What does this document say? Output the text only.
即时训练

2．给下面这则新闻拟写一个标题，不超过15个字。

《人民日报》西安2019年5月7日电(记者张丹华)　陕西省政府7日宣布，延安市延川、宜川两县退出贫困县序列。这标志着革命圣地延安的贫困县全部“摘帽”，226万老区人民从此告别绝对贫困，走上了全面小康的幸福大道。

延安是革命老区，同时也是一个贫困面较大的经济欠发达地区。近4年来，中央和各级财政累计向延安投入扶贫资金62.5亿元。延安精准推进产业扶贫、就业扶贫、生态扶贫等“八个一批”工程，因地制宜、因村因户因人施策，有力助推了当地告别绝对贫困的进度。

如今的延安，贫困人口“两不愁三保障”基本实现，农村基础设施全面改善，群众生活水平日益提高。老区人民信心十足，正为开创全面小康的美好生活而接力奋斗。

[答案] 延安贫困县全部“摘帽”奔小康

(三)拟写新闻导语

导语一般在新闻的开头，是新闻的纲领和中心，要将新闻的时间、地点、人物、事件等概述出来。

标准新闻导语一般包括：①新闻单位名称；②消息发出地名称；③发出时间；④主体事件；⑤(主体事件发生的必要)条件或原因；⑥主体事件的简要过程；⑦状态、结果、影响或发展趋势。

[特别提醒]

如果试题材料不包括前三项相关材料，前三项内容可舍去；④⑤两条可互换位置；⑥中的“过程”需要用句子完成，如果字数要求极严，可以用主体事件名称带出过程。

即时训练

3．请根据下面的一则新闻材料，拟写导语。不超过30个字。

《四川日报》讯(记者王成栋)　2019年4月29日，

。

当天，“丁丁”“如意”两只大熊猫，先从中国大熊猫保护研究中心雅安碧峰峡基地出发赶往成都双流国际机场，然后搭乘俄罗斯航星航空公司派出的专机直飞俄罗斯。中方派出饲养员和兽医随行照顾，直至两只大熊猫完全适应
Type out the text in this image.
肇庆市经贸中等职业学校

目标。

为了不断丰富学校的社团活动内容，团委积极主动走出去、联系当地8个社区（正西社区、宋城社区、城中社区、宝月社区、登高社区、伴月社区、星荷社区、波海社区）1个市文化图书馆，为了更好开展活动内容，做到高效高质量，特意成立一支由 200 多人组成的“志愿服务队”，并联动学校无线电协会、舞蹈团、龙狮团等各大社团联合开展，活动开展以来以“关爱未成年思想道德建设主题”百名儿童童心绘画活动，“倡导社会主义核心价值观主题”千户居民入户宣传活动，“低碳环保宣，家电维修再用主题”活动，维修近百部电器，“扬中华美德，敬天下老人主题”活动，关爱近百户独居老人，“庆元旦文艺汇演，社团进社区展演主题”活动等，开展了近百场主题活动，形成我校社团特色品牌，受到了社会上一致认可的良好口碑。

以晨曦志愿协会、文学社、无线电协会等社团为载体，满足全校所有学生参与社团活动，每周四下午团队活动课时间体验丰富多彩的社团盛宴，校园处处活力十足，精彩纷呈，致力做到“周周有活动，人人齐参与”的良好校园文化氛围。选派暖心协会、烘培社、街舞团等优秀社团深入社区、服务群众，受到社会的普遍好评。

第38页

Objective
Return the whole listing exactly, with every line included.

Written answer
What does this document say? Output the text only.
即时训练

2．给下面这则新闻拟写一个标题，不超过15个字。

《人民日报》西安2019年5月7日电(记者张丹华)　陕西省政府7日宣布，延安市延川、宜川两县退出贫困县序列。这标志着革命圣地延安的贫困县全部“摘帽”，226万老区人民从此告别绝对贫困，走上了全面小康的幸福大道。

延安是革命老区，同时也是一个贫困面较大的经济欠发达地区。近4年来，中央和各级财政累计向延安投入扶贫资金62.5亿元。延安精准推进产业扶贫、就业扶贫、生态扶贫等“八个一批”工程，因地制宜、因村因户因人施策，有力助推了当地告别绝对贫困的进度。

如今的延安，贫困人口“两不愁三保障”基本实现，农村基础设施全面改善，群众生活水平日益提高。老区人民信心十足，正为开创全面小康的美好生活而接力奋斗。

[答案] 延安贫困县全部“摘帽”奔小康

(三)拟写新闻导语

导语一般在新闻的开头，是新闻的纲领和中心，要将新闻的时间、地点、人物、事件等概述出来。

标准新闻导语一般包括：①新闻单位名称；②消息发出地名称；③发出时间；④主体事件；⑤(主体事件发生的必要)条件或原因；⑥主体事件的简要过程；⑦状态、结果、影响或发展趋势。

[特别提醒]

如果试题材料不包括前三项相关材料，前三项内容可舍去；④⑤两条可互换位置；⑥中的“过程”需要用句子完成，如果字数要求极严，可以用主体事件名称带出过程。

即时训练

3．请根据下面的一则新闻材料，拟写导语。不超过30个字。

《四川日报》讯(记者王成栋)　2019年4月29日，

。

当天，“丁丁”“如意”两只大熊猫，先从中国大熊猫保护研究中心雅安碧峰峡基地出发赶往成都双流国际机场，然后搭乘俄罗斯航星航空公司派出的专机直飞俄罗斯。中方派出饲养员和兽医随行照顾，直至两只大熊猫完全适应
Type out the text in this image.
肇庆市经贸中等职业学校

目标。

为了不断丰富学校的社团活动内容，团委积极主动走出去、联系当地8个社区（正西社区、宋城社区、城中社区、宝月社区、登高社区、伴月社区、星荷社区、波海社区）1个市文化图书馆，为了更好开展活动内容，做到高效高质量，特意成立一支由 200 多人组成的“志愿服务队”，并联动学校无线电协会、舞蹈团、龙狮团等各大社团联合开展，活动开展以来以“关爱未成年思想道德建设主题”百名儿童童心绘画活动，“倡导社会主义核心价值观主题”千户居民入户宣传活动，“低碳环保宣，家电维修再用主题”活动，维修近百部电器，“扬中华美德，敬天下老人主题”活动，关爱近百户独居老人，“庆元旦文艺汇演，社团进社区展演主题”活动等，开展了近百场主题活动，形成我校社团特色品牌，受到了社会上一致认可的良好口碑。

以晨曦志愿协会、文学社、无线电协会等社团为载体，满足全校所有学生参与社团活动，每周四下午团队活动课时间体验丰富多彩的社团盛宴，校园处处活力十足，精彩纷呈，致力做到“周周有活动，人人齐参与”的良好校园文化氛围。选派暖心协会、烘培社、街舞团等优秀社团深入社区、服务群众，受到社会的普遍好评。

第38页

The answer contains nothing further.